» **Record excerpts**:
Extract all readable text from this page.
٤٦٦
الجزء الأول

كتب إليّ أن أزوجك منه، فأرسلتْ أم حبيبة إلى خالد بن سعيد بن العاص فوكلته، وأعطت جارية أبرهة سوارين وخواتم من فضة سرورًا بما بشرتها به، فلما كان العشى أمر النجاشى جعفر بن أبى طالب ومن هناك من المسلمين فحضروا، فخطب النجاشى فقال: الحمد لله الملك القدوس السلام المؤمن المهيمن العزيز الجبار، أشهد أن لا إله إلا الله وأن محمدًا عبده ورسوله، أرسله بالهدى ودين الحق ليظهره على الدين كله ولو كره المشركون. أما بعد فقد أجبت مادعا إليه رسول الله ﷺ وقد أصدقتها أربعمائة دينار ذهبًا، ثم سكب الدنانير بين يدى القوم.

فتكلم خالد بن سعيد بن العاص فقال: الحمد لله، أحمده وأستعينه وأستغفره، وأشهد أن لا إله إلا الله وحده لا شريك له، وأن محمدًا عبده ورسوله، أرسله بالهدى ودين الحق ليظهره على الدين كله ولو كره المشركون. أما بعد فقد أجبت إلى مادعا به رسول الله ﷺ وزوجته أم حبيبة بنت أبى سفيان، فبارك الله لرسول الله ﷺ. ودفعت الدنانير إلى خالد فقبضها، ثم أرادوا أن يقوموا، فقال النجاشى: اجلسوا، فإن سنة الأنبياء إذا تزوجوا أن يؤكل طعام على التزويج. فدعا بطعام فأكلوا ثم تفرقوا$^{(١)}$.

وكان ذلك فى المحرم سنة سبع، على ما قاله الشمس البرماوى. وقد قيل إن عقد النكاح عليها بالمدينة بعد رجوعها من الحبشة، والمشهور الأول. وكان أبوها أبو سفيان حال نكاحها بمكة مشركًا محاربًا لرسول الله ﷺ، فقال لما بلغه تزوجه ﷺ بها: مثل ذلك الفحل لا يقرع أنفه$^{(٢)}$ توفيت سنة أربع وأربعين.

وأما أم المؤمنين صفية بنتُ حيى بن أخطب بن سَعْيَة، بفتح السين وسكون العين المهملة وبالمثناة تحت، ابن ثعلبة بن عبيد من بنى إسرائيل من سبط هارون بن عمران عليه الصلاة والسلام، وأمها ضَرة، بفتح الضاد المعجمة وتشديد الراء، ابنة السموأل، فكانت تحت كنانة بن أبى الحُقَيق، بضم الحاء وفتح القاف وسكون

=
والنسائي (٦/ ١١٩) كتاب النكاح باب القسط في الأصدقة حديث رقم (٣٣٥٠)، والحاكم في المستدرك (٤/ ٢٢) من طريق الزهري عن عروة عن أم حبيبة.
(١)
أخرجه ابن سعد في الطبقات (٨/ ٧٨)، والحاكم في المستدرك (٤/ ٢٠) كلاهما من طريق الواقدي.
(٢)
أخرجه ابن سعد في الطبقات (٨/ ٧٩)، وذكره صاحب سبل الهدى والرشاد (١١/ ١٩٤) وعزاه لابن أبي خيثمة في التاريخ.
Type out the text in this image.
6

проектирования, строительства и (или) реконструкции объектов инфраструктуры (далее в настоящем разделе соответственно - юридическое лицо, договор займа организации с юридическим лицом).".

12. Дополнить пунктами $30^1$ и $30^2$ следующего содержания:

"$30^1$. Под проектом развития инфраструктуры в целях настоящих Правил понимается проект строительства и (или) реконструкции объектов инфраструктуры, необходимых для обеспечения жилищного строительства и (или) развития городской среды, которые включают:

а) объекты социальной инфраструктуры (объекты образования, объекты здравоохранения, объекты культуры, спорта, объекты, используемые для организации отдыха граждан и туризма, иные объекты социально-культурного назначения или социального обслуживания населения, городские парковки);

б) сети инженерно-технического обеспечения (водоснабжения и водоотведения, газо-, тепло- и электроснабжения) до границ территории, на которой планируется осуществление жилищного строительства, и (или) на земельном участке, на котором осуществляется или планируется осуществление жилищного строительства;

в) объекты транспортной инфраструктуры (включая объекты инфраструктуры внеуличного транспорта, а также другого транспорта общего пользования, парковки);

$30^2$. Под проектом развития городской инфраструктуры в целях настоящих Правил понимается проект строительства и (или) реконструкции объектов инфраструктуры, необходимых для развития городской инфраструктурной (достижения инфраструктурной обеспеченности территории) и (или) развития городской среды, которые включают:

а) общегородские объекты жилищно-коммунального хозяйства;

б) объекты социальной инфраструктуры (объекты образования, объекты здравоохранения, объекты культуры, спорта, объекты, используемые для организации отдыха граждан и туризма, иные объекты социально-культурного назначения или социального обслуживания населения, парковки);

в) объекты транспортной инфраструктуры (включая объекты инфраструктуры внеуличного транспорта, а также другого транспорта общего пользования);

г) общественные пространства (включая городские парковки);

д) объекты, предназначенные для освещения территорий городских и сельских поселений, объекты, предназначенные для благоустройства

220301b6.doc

» **Prompt**:
Identify the lines of the entries containing the string "الطبقات". Copy each such line.

» **Exercise answer**:
أخرجه ابن سعد في الطبقات (٨/ ٧٨)، والحاكم في المستدرك (٤/ ٢٠) كلاهما من طريق الواقدي.
أخرجه ابن سعد في الطبقات (٨/ ٧٩)، وذكره صاحب سبل الهدى والرشاد (١١/ ١٩٤) وعزاه لابن أبي خيثمة في التاريخ.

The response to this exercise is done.